----- EXTRACTO DE DATOS -----

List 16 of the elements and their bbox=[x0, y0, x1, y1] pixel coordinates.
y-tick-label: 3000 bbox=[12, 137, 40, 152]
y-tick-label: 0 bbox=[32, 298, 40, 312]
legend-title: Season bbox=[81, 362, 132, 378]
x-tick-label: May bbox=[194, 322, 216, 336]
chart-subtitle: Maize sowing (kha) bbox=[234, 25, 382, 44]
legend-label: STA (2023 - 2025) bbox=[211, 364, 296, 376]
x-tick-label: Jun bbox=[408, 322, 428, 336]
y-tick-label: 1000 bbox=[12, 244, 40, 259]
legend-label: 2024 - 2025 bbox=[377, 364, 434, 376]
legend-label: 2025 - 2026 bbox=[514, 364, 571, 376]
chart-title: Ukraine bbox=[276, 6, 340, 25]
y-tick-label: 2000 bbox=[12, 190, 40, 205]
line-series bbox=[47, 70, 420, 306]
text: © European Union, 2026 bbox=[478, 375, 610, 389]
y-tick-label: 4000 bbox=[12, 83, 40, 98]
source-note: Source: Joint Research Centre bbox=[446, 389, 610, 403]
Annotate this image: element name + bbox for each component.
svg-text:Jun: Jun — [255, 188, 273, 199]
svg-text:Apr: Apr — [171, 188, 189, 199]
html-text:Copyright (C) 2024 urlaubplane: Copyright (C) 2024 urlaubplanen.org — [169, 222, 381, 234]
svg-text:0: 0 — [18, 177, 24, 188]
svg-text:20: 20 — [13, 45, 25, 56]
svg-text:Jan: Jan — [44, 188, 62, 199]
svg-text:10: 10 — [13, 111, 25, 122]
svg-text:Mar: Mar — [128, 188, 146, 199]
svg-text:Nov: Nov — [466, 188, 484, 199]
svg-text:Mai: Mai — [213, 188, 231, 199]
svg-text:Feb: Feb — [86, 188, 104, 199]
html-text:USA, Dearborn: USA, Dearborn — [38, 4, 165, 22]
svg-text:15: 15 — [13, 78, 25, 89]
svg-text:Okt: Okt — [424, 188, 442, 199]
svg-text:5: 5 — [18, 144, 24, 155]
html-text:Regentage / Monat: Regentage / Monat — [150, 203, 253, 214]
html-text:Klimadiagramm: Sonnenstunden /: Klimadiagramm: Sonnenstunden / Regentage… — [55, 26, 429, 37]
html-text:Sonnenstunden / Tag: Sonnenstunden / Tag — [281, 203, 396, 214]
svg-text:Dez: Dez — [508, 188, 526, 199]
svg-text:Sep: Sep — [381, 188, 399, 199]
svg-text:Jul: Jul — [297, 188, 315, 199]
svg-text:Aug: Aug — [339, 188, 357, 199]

-----

* _TAREA PENDIENTE_
Copia de nuevo todo el material, pero reemplaza "legend-label" por "legend-entry" y no cambies nada más.

* _RESULTADO OBTENIDO_
List 16 of the elements and their bbox=[x0, y0, x1, y1] pixel coordinates.
y-tick-label: 3000 bbox=[12, 137, 40, 152]
y-tick-label: 0 bbox=[32, 298, 40, 312]
legend-title: Season bbox=[81, 362, 132, 378]
x-tick-label: May bbox=[194, 322, 216, 336]
chart-subtitle: Maize sowing (kha) bbox=[234, 25, 382, 44]
legend-entry: STA (2023 - 2025) bbox=[211, 364, 296, 376]
x-tick-label: Jun bbox=[408, 322, 428, 336]
y-tick-label: 1000 bbox=[12, 244, 40, 259]
legend-entry: 2024 - 2025 bbox=[377, 364, 434, 376]
legend-entry: 2025 - 2026 bbox=[514, 364, 571, 376]
chart-title: Ukraine bbox=[276, 6, 340, 25]
y-tick-label: 2000 bbox=[12, 190, 40, 205]
line-series bbox=[47, 70, 420, 306]
text: © European Union, 2026 bbox=[478, 375, 610, 389]
y-tick-label: 4000 bbox=[12, 83, 40, 98]
source-note: Source: Joint Research Centre bbox=[446, 389, 610, 403]
Annotate this image: element name + bbox for each component.
svg-text:Jun: Jun — [255, 188, 273, 199]
svg-text:Apr: Apr — [171, 188, 189, 199]
html-text:Copyright (C) 2024 urlaubplane: Copyright (C) 2024 urlaubplanen.org — [169, 222, 381, 234]
svg-text:0: 0 — [18, 177, 24, 188]
svg-text:20: 20 — [13, 45, 25, 56]
svg-text:Jan: Jan — [44, 188, 62, 199]
svg-text:10: 10 — [13, 111, 25, 122]
svg-text:Mar: Mar — [128, 188, 146, 199]
svg-text:Nov: Nov — [466, 188, 484, 199]
svg-text:Mai: Mai — [213, 188, 231, 199]
svg-text:Feb: Feb — [86, 188, 104, 199]
html-text:USA, Dearborn: USA, Dearborn — [38, 4, 165, 22]
svg-text:15: 15 — [13, 78, 25, 89]
svg-text:Okt: Okt — [424, 188, 442, 199]
svg-text:5: 5 — [18, 144, 24, 155]
html-text:Regentage / Monat: Regentage / Monat — [150, 203, 253, 214]
html-text:Klimadiagramm: Sonnenstunden /: Klimadiagramm: Sonnenstunden / Regentage… — [55, 26, 429, 37]
html-text:Sonnenstunden / Tag: Sonnenstunden / Tag — [281, 203, 396, 214]
svg-text:Dez: Dez — [508, 188, 526, 199]
svg-text:Sep: Sep — [381, 188, 399, 199]
svg-text:Jul: Jul — [297, 188, 315, 199]
svg-text:Aug: Aug — [339, 188, 357, 199]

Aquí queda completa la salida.